**Exercise directions**.
Copy the lines holding the word "Twitter", all of them.

---------- Material provided

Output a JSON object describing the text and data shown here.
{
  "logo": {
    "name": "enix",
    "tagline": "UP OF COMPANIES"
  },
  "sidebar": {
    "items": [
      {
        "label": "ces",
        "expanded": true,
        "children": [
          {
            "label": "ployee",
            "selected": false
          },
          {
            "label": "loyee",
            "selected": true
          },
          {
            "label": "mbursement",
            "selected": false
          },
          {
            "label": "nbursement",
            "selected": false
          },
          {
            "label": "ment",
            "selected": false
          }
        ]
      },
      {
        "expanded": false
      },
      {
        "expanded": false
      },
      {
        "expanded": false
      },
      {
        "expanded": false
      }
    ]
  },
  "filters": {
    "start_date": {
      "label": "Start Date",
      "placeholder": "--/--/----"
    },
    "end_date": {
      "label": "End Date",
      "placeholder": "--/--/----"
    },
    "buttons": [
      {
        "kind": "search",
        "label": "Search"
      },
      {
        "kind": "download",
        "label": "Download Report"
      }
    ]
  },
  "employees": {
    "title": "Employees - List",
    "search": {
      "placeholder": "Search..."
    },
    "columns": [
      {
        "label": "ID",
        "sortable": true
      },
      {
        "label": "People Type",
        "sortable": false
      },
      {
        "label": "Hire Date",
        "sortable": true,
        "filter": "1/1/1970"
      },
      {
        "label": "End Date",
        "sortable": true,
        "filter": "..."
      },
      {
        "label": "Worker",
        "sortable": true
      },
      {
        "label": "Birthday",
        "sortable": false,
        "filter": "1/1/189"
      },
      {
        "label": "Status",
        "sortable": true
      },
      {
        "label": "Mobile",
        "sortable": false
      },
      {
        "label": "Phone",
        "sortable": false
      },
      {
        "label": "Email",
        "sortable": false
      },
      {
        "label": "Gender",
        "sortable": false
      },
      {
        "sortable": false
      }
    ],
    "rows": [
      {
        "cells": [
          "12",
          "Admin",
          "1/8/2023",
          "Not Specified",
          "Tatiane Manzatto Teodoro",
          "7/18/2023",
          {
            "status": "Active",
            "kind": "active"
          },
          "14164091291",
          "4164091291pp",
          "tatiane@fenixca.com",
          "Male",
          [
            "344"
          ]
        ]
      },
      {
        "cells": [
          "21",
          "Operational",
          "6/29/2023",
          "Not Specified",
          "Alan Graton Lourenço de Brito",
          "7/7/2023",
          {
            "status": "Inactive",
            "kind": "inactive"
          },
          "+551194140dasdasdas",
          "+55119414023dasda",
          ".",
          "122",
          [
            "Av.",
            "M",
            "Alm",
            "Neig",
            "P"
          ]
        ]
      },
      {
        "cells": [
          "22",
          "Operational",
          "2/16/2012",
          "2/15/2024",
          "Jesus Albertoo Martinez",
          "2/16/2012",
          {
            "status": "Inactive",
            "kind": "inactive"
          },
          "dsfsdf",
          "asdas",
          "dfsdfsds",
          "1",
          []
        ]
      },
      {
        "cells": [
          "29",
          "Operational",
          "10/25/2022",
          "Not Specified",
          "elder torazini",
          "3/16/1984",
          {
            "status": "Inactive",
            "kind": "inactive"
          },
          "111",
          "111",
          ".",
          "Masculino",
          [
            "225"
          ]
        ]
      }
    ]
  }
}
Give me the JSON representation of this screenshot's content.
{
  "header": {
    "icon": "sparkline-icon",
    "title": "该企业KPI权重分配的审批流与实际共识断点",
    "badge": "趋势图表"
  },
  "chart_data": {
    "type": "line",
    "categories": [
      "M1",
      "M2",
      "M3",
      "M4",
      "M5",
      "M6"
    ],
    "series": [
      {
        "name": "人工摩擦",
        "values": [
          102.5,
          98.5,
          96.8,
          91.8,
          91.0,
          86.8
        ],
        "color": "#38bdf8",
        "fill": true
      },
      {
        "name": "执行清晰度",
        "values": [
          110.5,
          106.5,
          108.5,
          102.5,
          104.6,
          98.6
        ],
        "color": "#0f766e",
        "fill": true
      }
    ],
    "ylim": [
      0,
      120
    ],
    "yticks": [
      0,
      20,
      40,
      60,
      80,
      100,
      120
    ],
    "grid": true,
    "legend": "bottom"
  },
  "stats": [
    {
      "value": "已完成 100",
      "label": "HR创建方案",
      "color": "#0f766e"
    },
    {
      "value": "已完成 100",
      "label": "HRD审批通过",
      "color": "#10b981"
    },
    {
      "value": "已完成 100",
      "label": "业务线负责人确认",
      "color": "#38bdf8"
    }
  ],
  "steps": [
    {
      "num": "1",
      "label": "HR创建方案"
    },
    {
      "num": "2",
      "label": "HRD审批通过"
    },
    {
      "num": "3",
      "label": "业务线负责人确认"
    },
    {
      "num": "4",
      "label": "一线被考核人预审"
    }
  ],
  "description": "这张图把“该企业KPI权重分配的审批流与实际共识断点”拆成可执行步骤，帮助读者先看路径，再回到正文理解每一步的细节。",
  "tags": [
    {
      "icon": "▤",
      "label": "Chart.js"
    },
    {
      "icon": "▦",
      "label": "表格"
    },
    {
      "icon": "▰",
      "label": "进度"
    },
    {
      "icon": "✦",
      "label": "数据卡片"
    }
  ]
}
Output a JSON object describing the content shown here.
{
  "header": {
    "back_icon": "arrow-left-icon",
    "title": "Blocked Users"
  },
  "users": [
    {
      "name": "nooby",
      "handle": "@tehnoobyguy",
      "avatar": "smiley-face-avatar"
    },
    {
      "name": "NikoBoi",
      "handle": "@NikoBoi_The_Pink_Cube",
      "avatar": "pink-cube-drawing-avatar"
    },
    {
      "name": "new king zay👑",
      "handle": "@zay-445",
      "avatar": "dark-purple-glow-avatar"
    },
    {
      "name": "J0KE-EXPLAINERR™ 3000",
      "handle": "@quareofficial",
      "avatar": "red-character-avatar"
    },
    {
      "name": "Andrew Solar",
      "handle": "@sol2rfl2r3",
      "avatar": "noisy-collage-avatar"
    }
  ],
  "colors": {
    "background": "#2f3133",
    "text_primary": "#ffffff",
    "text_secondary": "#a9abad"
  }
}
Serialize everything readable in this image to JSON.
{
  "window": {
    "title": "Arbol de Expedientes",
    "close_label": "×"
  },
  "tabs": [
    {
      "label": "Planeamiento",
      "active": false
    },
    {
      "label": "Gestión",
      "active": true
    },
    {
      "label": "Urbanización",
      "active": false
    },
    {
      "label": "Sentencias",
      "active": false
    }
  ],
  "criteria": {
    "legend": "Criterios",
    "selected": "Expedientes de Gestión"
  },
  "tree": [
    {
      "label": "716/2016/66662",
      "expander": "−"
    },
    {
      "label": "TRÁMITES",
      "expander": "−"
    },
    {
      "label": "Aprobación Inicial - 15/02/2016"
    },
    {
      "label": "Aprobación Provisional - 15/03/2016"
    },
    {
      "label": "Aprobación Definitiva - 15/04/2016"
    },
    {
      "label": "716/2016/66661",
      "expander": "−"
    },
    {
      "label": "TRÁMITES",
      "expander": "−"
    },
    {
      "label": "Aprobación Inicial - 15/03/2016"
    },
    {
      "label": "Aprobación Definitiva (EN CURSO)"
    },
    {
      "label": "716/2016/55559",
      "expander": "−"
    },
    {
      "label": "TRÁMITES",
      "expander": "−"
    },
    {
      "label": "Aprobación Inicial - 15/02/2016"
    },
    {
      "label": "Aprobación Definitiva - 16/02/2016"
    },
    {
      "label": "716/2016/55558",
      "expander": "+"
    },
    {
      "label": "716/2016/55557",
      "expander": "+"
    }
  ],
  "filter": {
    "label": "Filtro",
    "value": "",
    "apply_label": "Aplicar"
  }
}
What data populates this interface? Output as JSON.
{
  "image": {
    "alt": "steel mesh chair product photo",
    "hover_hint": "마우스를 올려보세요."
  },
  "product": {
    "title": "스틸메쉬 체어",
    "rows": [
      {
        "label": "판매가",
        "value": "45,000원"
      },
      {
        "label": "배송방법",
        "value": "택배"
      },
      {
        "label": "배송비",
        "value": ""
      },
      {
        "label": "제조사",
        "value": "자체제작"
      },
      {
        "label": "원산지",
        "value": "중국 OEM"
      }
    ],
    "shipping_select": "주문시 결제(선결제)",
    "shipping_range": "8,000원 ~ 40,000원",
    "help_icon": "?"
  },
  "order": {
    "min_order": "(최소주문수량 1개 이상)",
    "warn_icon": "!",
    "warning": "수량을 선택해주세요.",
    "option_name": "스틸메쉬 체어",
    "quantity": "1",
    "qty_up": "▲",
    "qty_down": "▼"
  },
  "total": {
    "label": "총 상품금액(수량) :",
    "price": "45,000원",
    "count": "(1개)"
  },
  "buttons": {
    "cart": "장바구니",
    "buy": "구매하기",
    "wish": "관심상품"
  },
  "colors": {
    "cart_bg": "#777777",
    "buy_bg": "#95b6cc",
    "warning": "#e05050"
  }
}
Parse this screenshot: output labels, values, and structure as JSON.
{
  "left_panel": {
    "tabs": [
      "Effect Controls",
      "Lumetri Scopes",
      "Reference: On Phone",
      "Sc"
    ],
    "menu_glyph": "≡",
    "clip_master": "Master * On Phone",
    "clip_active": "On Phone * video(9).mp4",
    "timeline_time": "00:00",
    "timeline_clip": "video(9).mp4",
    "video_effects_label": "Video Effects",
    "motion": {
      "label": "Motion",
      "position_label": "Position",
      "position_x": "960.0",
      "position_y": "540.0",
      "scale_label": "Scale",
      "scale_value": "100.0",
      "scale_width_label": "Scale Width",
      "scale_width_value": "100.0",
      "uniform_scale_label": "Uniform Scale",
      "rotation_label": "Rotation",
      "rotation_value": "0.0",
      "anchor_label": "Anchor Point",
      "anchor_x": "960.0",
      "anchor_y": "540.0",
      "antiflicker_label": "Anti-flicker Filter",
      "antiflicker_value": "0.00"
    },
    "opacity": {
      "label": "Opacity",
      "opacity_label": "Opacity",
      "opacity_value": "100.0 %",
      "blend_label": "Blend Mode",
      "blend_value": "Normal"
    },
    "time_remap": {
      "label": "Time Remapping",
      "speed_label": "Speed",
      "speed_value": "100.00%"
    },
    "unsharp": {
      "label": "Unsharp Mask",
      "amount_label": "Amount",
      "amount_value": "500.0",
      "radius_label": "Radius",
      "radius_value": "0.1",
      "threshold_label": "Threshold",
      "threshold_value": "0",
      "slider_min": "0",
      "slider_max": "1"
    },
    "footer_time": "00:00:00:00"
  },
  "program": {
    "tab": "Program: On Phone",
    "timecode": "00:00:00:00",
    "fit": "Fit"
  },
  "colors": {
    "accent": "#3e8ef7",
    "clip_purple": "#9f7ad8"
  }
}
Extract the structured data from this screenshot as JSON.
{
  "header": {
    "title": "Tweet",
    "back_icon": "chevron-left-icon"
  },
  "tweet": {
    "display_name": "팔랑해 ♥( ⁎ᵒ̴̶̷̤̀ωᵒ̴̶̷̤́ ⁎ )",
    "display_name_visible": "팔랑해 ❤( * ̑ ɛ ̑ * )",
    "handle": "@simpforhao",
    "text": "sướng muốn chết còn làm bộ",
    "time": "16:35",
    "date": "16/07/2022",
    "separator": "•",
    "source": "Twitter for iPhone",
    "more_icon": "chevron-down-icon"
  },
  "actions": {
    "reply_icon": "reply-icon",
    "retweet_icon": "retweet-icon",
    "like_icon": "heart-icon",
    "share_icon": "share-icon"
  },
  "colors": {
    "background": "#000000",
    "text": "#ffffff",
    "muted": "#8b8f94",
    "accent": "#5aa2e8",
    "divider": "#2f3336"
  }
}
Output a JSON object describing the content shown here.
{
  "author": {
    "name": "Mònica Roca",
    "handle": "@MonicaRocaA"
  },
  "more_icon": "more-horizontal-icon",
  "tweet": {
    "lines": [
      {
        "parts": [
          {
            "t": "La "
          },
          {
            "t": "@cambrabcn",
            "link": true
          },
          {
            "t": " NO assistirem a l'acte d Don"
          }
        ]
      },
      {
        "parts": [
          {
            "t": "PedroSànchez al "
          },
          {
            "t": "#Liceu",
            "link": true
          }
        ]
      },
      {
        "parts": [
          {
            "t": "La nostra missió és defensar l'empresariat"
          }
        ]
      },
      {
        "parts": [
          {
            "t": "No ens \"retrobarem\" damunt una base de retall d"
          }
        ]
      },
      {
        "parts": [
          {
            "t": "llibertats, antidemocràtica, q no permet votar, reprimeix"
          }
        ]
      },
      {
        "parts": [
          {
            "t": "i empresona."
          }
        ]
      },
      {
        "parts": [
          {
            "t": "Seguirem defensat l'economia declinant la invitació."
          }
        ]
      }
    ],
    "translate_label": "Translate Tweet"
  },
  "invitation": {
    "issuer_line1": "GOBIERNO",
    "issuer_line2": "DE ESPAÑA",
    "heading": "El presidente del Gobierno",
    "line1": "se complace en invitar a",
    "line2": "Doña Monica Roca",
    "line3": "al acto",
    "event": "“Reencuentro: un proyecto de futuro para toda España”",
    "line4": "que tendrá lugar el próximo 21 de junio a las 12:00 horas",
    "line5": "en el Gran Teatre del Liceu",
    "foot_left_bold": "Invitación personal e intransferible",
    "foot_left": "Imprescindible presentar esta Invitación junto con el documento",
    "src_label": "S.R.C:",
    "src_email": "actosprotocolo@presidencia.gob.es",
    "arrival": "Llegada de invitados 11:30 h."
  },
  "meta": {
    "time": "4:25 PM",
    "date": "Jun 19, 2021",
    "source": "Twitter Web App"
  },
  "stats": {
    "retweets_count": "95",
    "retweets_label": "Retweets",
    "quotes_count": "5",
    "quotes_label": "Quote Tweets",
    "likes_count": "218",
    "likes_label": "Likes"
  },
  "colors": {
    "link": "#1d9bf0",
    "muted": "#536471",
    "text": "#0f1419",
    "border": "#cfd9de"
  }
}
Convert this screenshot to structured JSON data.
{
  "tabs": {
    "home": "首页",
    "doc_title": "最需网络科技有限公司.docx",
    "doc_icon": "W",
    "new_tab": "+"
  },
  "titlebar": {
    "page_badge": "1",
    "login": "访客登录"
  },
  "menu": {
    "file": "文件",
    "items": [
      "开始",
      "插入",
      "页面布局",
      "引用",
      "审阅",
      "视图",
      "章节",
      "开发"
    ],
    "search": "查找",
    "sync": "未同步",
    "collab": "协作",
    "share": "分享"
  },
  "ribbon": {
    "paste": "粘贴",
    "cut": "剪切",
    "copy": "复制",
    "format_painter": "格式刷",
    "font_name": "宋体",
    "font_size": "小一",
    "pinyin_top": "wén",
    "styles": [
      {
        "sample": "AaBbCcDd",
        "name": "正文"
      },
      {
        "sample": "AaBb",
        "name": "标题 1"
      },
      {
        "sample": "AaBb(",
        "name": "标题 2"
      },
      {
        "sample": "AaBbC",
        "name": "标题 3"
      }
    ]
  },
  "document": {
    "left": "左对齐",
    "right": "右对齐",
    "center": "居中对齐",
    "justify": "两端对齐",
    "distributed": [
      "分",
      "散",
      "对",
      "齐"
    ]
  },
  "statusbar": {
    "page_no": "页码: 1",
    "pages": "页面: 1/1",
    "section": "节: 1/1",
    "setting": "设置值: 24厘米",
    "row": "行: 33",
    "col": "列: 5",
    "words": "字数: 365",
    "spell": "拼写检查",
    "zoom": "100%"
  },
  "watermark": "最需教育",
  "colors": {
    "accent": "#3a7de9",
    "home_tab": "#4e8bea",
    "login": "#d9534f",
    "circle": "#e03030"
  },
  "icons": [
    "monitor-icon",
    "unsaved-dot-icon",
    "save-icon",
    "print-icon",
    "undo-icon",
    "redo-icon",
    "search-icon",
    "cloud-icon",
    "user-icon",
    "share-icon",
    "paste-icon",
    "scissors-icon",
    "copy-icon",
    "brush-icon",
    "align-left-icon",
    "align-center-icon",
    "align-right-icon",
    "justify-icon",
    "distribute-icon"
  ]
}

--------------------

**Solution below**.
    "source": "Twitter for iPhone",
    "source": "Twitter Web App"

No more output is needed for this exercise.